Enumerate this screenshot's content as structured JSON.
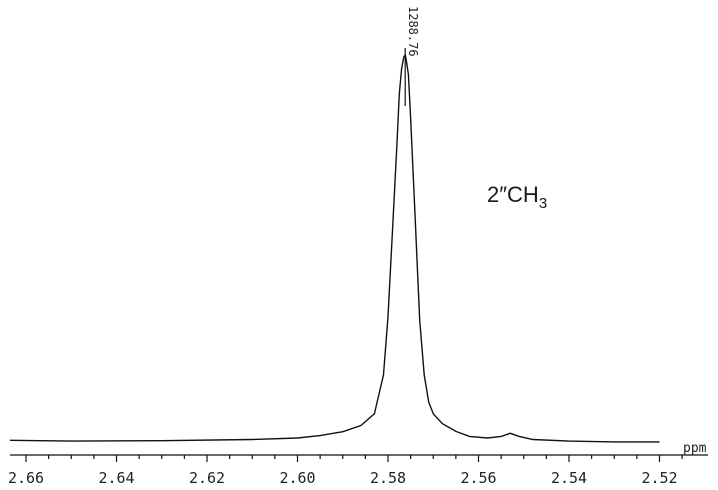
{
  "chart_data": {
    "type": "line",
    "title": "",
    "xlabel": "ppm",
    "ylabel": "",
    "x_reversed": true,
    "xlim": [
      2.67,
      2.52
    ],
    "x_ticks": [
      2.66,
      2.64,
      2.62,
      2.6,
      2.58,
      2.56,
      2.54,
      2.52
    ],
    "x_tick_labels": [
      "2.66",
      "2.64",
      "2.62",
      "2.60",
      "2.58",
      "2.56",
      "2.54",
      "2.52"
    ],
    "grid": false,
    "series": [
      {
        "x": [
          2.67,
          2.65,
          2.63,
          2.61,
          2.6,
          2.595,
          2.59,
          2.586,
          2.583,
          2.581,
          2.58,
          2.579,
          2.578,
          2.5775,
          2.577,
          2.5765,
          2.5762,
          2.576,
          2.5755,
          2.575,
          2.574,
          2.573,
          2.572,
          2.571,
          2.57,
          2.568,
          2.565,
          2.562,
          2.558,
          2.555,
          2.553,
          2.551,
          2.548,
          2.54,
          2.53,
          2.52
        ],
        "y": [
          0.012,
          0.01,
          0.011,
          0.014,
          0.018,
          0.024,
          0.034,
          0.05,
          0.08,
          0.18,
          0.33,
          0.55,
          0.78,
          0.9,
          0.965,
          0.995,
          1.0,
          0.99,
          0.95,
          0.84,
          0.58,
          0.32,
          0.18,
          0.11,
          0.08,
          0.055,
          0.035,
          0.022,
          0.018,
          0.022,
          0.03,
          0.022,
          0.014,
          0.01,
          0.008,
          0.008
        ]
      }
    ],
    "peak_label": {
      "x": 2.5762,
      "text": "1288.76"
    },
    "annotation": {
      "main": "2″CH",
      "subscript": "3"
    }
  }
}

********

> [GOAL] The records above must be echoed exactly, minus their pictures.

> [THE ANSWER]
Enumerate this screenshot's content as structured JSON.
{
  "chart_data": {
    "type": "line",
    "title": "",
    "xlabel": "ppm",
    "ylabel": "",
    "x_reversed": true,
    "xlim": [
      2.67,
      2.52
    ],
    "x_ticks": [
      2.66,
      2.64,
      2.62,
      2.6,
      2.58,
      2.56,
      2.54,
      2.52
    ],
    "x_tick_labels": [
      "2.66",
      "2.64",
      "2.62",
      "2.60",
      "2.58",
      "2.56",
      "2.54",
      "2.52"
    ],
    "grid": false,
    "series": [
      {
        "x": [
          2.67,
          2.65,
          2.63,
          2.61,
          2.6,
          2.595,
          2.59,
          2.586,
          2.583,
          2.581,
          2.58,
          2.579,
          2.578,
          2.5775,
          2.577,
          2.5765,
          2.5762,
          2.576,
          2.5755,
          2.575,
          2.574,
          2.573,
          2.572,
          2.571,
          2.57,
          2.568,
          2.565,
          2.562,
          2.558,
          2.555,
          2.553,
          2.551,
          2.548,
          2.54,
          2.53,
          2.52
        ],
        "y": [
          0.012,
          0.01,
          0.011,
          0.014,
          0.018,
          0.024,
          0.034,
          0.05,
          0.08,
          0.18,
          0.33,
          0.55,
          0.78,
          0.9,
          0.965,
          0.995,
          1.0,
          0.99,
          0.95,
          0.84,
          0.58,
          0.32,
          0.18,
          0.11,
          0.08,
          0.055,
          0.035,
          0.022,
          0.018,
          0.022,
          0.03,
          0.022,
          0.014,
          0.01,
          0.008,
          0.008
        ]
      }
    ],
    "peak_label": {
      "x": 2.5762,
      "text": "1288.76"
    },
    "annotation": {
      "main": "2″CH",
      "subscript": "3"
    }
  }
}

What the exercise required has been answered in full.